[WRITTEN TASK] Scan the data below and pick out the lines containing the word "started".

[RECORDED DATA]
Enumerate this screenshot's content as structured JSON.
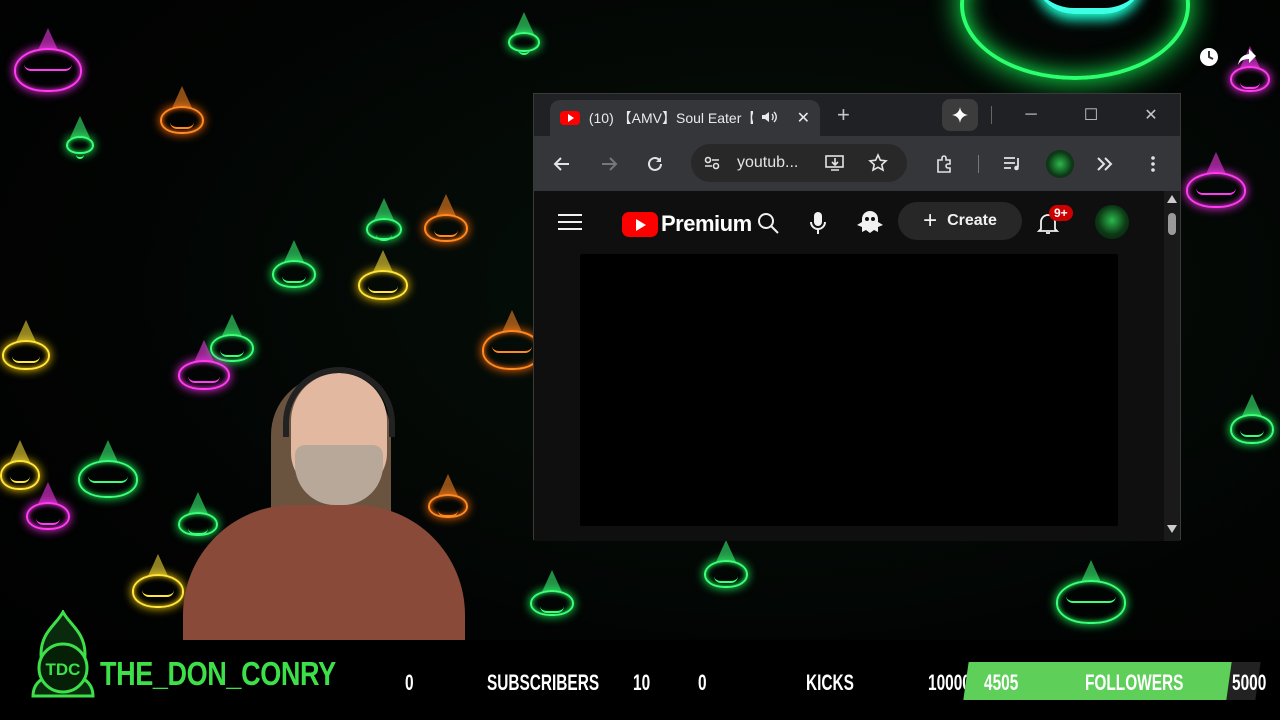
{
  "browser": {
    "tab_title": "(10) 【AMV】Soul Eater【",
    "new_tab_symbol": "+",
    "address": "youtub...",
    "window_controls": {
      "minimize": "─",
      "maximize": "☐",
      "close": "✕"
    }
  },
  "youtube": {
    "logo_text": "Premium",
    "create_label": "Create",
    "notification_count": "9+"
  },
  "stream": {
    "channel_name": "THE_DON_CONRY",
    "subscribers": {
      "current": "0",
      "label": "SUBSCRIBERS",
      "goal": "10"
    },
    "kicks": {
      "current": "0",
      "label": "KICKS",
      "goal": "10000"
    },
    "followers": {
      "current": "4505",
      "label": "FOLLOWERS",
      "goal": "5000",
      "progress": 0.901
    }
  },
  "icons": {
    "overlay": [
      "clock-icon",
      "share-icon"
    ],
    "browser": [
      "youtube-favicon",
      "speaker-icon",
      "tab-close-icon",
      "new-tab-icon",
      "gemini-icon",
      "back-icon",
      "forward-icon",
      "reload-icon",
      "site-info-icon",
      "install-icon",
      "bookmark-star-icon",
      "extensions-icon",
      "media-queue-icon",
      "profile-avatar",
      "more-tools-icon",
      "kebab-menu-icon"
    ],
    "youtube": [
      "hamburger-menu-icon",
      "search-icon",
      "mic-icon",
      "ghost-icon",
      "bell-icon"
    ]
  },
  "colors": {
    "channel_green": "#3ee04a",
    "youtube_red": "#ff0000",
    "follower_fill": "#5ed05a"
  }
}
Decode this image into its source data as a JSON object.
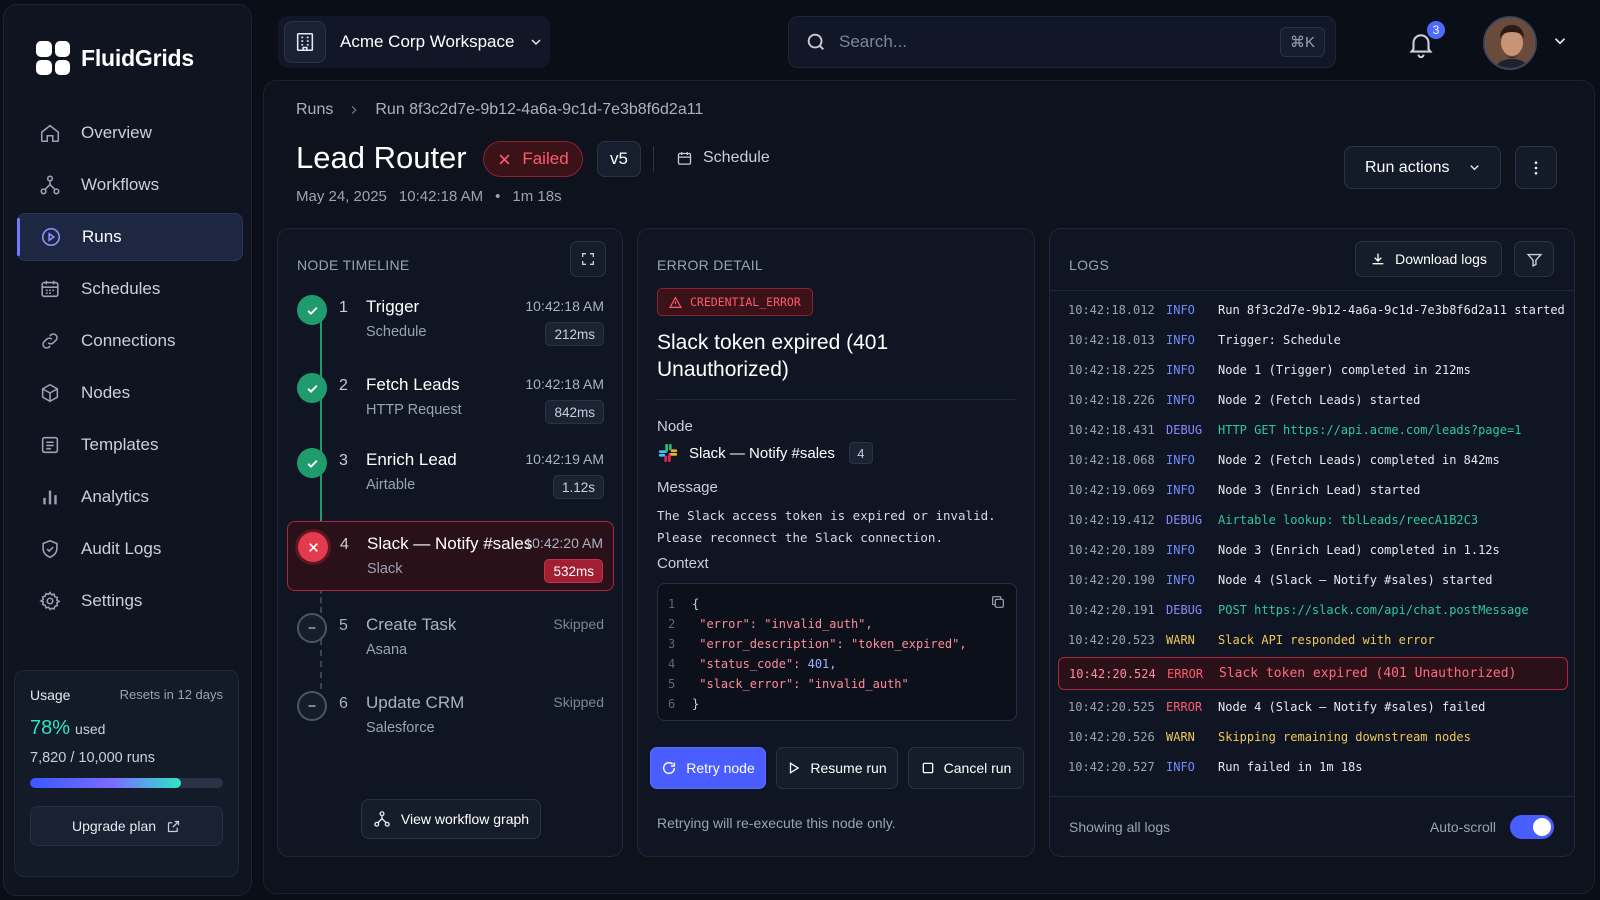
{
  "app": {
    "name": "FluidGrids"
  },
  "sidebar": {
    "items": [
      {
        "label": "Overview",
        "icon": "home-icon"
      },
      {
        "label": "Workflows",
        "icon": "workflow-icon"
      },
      {
        "label": "Runs",
        "icon": "play-circle-icon",
        "active": true
      },
      {
        "label": "Schedules",
        "icon": "calendar-icon"
      },
      {
        "label": "Connections",
        "icon": "link-icon"
      },
      {
        "label": "Nodes",
        "icon": "cube-icon"
      },
      {
        "label": "Templates",
        "icon": "template-icon"
      },
      {
        "label": "Analytics",
        "icon": "bar-chart-icon"
      },
      {
        "label": "Audit Logs",
        "icon": "shield-check-icon"
      },
      {
        "label": "Settings",
        "icon": "gear-icon"
      }
    ],
    "usage": {
      "title": "Usage",
      "resets": "Resets in 12 days",
      "percent": "78%",
      "used_label": "used",
      "used_fraction": 0.78,
      "runs": "7,820",
      "runs_sep": "/",
      "runs_total": "10,000 runs",
      "upgrade_label": "Upgrade plan"
    }
  },
  "topbar": {
    "workspace": "Acme Corp Workspace",
    "search_placeholder": "Search...",
    "shortcut": "⌘K",
    "notification_count": "3"
  },
  "breadcrumb": {
    "root": "Runs",
    "current": "Run 8f3c2d7e-9b12-4a6a-9c1d-7e3b8f6d2a11"
  },
  "run": {
    "title": "Lead Router",
    "status": "Failed",
    "version": "v5",
    "trigger": "Schedule",
    "date": "May 24, 2025",
    "time": "10:42:18 AM",
    "dot": "•",
    "duration": "1m 18s",
    "actions_label": "Run actions"
  },
  "timeline": {
    "header": "NODE TIMELINE",
    "nodes": [
      {
        "num": "1",
        "name": "Trigger",
        "sub": "Schedule",
        "time": "10:42:18 AM",
        "dur": "212ms",
        "state": "ok"
      },
      {
        "num": "2",
        "name": "Fetch Leads",
        "sub": "HTTP Request",
        "time": "10:42:18 AM",
        "dur": "842ms",
        "state": "ok"
      },
      {
        "num": "3",
        "name": "Enrich Lead",
        "sub": "Airtable",
        "time": "10:42:19 AM",
        "dur": "1.12s",
        "state": "ok"
      },
      {
        "num": "4",
        "name": "Slack — Notify #sales",
        "sub": "Slack",
        "time": "10:42:20 AM",
        "dur": "532ms",
        "state": "fail"
      },
      {
        "num": "5",
        "name": "Create Task",
        "sub": "Asana",
        "time": "Skipped",
        "dur": "",
        "state": "skip"
      },
      {
        "num": "6",
        "name": "Update CRM",
        "sub": "Salesforce",
        "time": "Skipped",
        "dur": "",
        "state": "skip"
      }
    ],
    "view_graph_label": "View workflow graph"
  },
  "error": {
    "header": "ERROR DETAIL",
    "code": "CREDENTIAL_ERROR",
    "title": "Slack token expired (401 Unauthorized)",
    "node_label": "Node",
    "node_name": "Slack — Notify #sales",
    "node_num": "4",
    "message_label": "Message",
    "message_line1": "The Slack access token is expired or invalid.",
    "message_line2": "Please reconnect the Slack connection.",
    "context_label": "Context",
    "context_lines": [
      {
        "n": "1",
        "k": "{",
        "v": "",
        "type": "p"
      },
      {
        "n": "2",
        "k": "\"error\": ",
        "v": "\"invalid_auth\",",
        "type": "s"
      },
      {
        "n": "3",
        "k": "\"error_description\": ",
        "v": "\"token_expired\",",
        "type": "s"
      },
      {
        "n": "4",
        "k": "\"status_code\": ",
        "v": "401,",
        "type": "n"
      },
      {
        "n": "5",
        "k": "\"slack_error\": ",
        "v": "\"invalid_auth\"",
        "type": "s"
      },
      {
        "n": "6",
        "k": "}",
        "v": "",
        "type": "p"
      }
    ],
    "retry_label": "Retry node",
    "resume_label": "Resume run",
    "cancel_label": "Cancel run",
    "retry_note": "Retrying will re-execute this node only."
  },
  "logs": {
    "header": "LOGS",
    "download_label": "Download logs",
    "rows": [
      {
        "t": "10:42:18.012",
        "lv": "INFO",
        "m": "Run 8f3c2d7e-9b12-4a6a-9c1d-7e3b8f6d2a11 started"
      },
      {
        "t": "10:42:18.013",
        "lv": "INFO",
        "m": "Trigger: Schedule"
      },
      {
        "t": "10:42:18.225",
        "lv": "INFO",
        "m": "Node 1 (Trigger) completed in 212ms"
      },
      {
        "t": "10:42:18.226",
        "lv": "INFO",
        "m": "Node 2 (Fetch Leads) started"
      },
      {
        "t": "10:42:18.431",
        "lv": "DEBUG",
        "m": "HTTP GET https://api.acme.com/leads?page=1"
      },
      {
        "t": "10:42:18.068",
        "lv": "INFO",
        "m": "Node 2 (Fetch Leads) completed in 842ms"
      },
      {
        "t": "10:42:19.069",
        "lv": "INFO",
        "m": "Node 3 (Enrich Lead) started"
      },
      {
        "t": "10:42:19.412",
        "lv": "DEBUG",
        "m": "Airtable lookup: tblLeads/reecA1B2C3"
      },
      {
        "t": "10:42:20.189",
        "lv": "INFO",
        "m": "Node 3 (Enrich Lead) completed in 1.12s"
      },
      {
        "t": "10:42:20.190",
        "lv": "INFO",
        "m": "Node 4 (Slack – Notify #sales) started"
      },
      {
        "t": "10:42:20.191",
        "lv": "DEBUG",
        "m": "POST https://slack.com/api/chat.postMessage"
      },
      {
        "t": "10:42:20.523",
        "lv": "WARN",
        "m": "Slack API responded with error"
      },
      {
        "t": "10:42:20.524",
        "lv": "ERROR",
        "m": "Slack token expired (401 Unauthorized)",
        "highlight": true
      },
      {
        "t": "10:42:20.525",
        "lv": "ERROR",
        "m": "Node 4 (Slack – Notify #sales) failed"
      },
      {
        "t": "10:42:20.526",
        "lv": "WARN",
        "m": "Skipping remaining downstream nodes"
      },
      {
        "t": "10:42:20.527",
        "lv": "INFO",
        "m": "Run failed in 1m 18s"
      }
    ],
    "footer_label": "Showing all logs",
    "autoscroll_label": "Auto-scroll",
    "autoscroll_on": true
  },
  "colors": {
    "accent": "#4a5dff",
    "success": "#1f9b6e",
    "error": "#e23a4f",
    "teal": "#2ee6c8"
  }
}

[SOLUTION]
        "m": "Run 8f3c2d7e-9b12-4a6a-9c1d-7e3b8f6d2a11 started"
        "m": "Node 2 (Fetch Leads) started"
        "m": "Node 3 (Enrich Lead) started"
        "m": "Node 4 (Slack – Notify #sales) started"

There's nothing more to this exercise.